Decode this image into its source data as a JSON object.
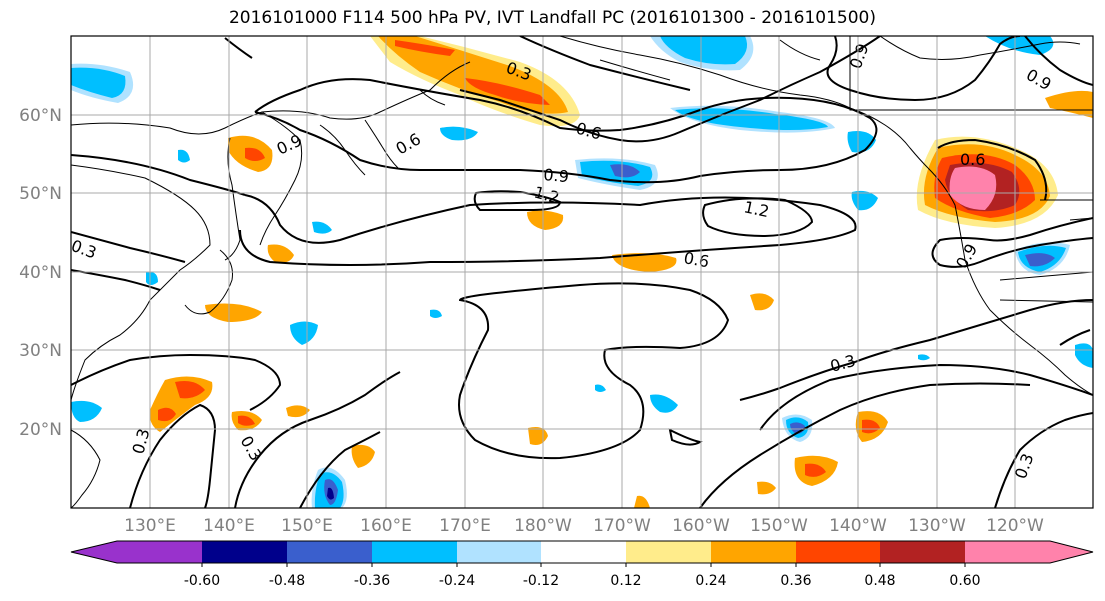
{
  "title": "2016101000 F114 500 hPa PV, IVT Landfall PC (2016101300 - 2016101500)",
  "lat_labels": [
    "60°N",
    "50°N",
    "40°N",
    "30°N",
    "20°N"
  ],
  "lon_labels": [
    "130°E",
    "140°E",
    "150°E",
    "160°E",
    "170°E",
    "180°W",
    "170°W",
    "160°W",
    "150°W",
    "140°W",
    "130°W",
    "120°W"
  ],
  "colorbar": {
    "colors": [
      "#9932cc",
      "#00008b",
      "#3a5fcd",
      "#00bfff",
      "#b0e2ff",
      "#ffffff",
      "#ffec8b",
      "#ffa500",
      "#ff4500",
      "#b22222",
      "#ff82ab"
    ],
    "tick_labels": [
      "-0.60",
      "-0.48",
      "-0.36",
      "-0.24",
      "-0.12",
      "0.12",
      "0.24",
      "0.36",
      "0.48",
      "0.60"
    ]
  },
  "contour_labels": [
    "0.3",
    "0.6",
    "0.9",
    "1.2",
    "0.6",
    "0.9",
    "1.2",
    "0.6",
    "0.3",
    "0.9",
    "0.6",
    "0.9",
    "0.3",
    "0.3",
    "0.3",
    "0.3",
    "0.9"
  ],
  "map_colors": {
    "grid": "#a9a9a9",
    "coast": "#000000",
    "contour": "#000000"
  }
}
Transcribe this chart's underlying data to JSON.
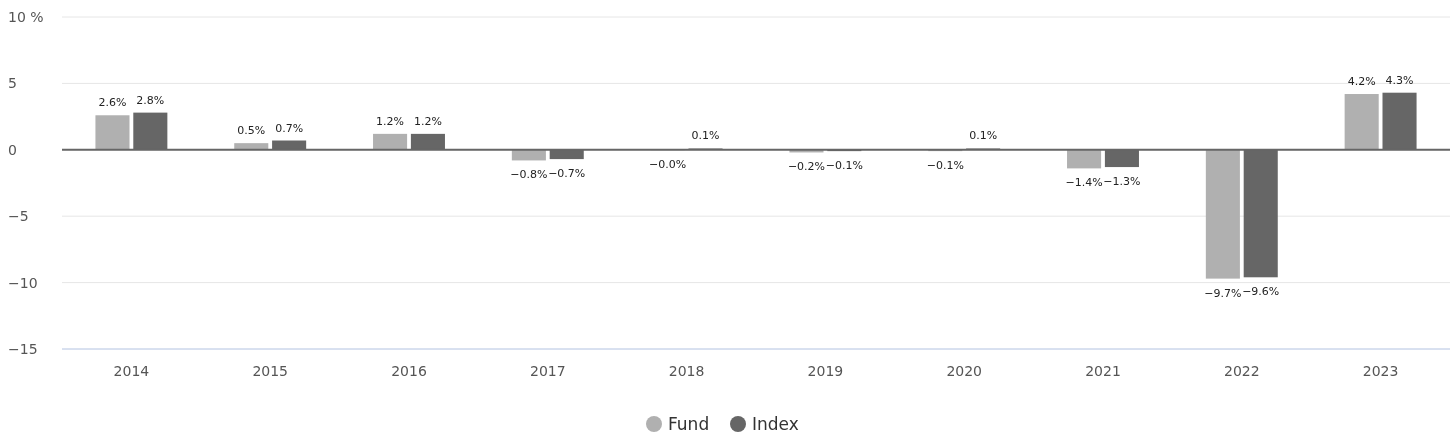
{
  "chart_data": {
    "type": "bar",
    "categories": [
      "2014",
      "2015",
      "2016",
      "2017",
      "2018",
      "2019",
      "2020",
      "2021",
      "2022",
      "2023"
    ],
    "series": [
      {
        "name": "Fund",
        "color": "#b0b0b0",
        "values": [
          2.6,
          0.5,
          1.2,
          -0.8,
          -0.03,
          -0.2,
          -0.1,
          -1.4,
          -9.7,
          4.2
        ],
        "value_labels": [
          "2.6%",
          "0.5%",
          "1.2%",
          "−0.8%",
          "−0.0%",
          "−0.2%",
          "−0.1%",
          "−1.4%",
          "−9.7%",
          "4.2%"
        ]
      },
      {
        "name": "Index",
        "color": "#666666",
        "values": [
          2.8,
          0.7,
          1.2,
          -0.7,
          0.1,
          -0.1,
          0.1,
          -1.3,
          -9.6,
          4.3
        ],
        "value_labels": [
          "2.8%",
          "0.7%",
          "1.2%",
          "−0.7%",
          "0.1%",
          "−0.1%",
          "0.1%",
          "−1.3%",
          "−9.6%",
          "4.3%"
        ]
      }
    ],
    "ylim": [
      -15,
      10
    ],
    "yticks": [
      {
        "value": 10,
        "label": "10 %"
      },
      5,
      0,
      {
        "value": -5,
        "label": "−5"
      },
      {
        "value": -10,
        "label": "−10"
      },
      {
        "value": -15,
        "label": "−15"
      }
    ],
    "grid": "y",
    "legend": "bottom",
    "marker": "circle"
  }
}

=-=-=-=-=

**Work to do**: Above are the records. Copy exactly, and only, the lines from the line containing "Transcribe this chart's" through the last one, omitting any pictures.

**Completed task**:
Transcribe this chart's underlying data to JSON.
{
  "chart_data": {
    "type": "bar",
    "categories": [
      "2014",
      "2015",
      "2016",
      "2017",
      "2018",
      "2019",
      "2020",
      "2021",
      "2022",
      "2023"
    ],
    "series": [
      {
        "name": "Fund",
        "color": "#b0b0b0",
        "values": [
          2.6,
          0.5,
          1.2,
          -0.8,
          -0.03,
          -0.2,
          -0.1,
          -1.4,
          -9.7,
          4.2
        ],
        "value_labels": [
          "2.6%",
          "0.5%",
          "1.2%",
          "−0.8%",
          "−0.0%",
          "−0.2%",
          "−0.1%",
          "−1.4%",
          "−9.7%",
          "4.2%"
        ]
      },
      {
        "name": "Index",
        "color": "#666666",
        "values": [
          2.8,
          0.7,
          1.2,
          -0.7,
          0.1,
          -0.1,
          0.1,
          -1.3,
          -9.6,
          4.3
        ],
        "value_labels": [
          "2.8%",
          "0.7%",
          "1.2%",
          "−0.7%",
          "0.1%",
          "−0.1%",
          "0.1%",
          "−1.3%",
          "−9.6%",
          "4.3%"
        ]
      }
    ],
    "ylim": [
      -15,
      10
    ],
    "yticks": [
      {
        "value": 10,
        "label": "10 %"
      },
      5,
      0,
      {
        "value": -5,
        "label": "−5"
      },
      {
        "value": -10,
        "label": "−10"
      },
      {
        "value": -15,
        "label": "−15"
      }
    ],
    "grid": "y",
    "legend": "bottom",
    "marker": "circle"
  }
}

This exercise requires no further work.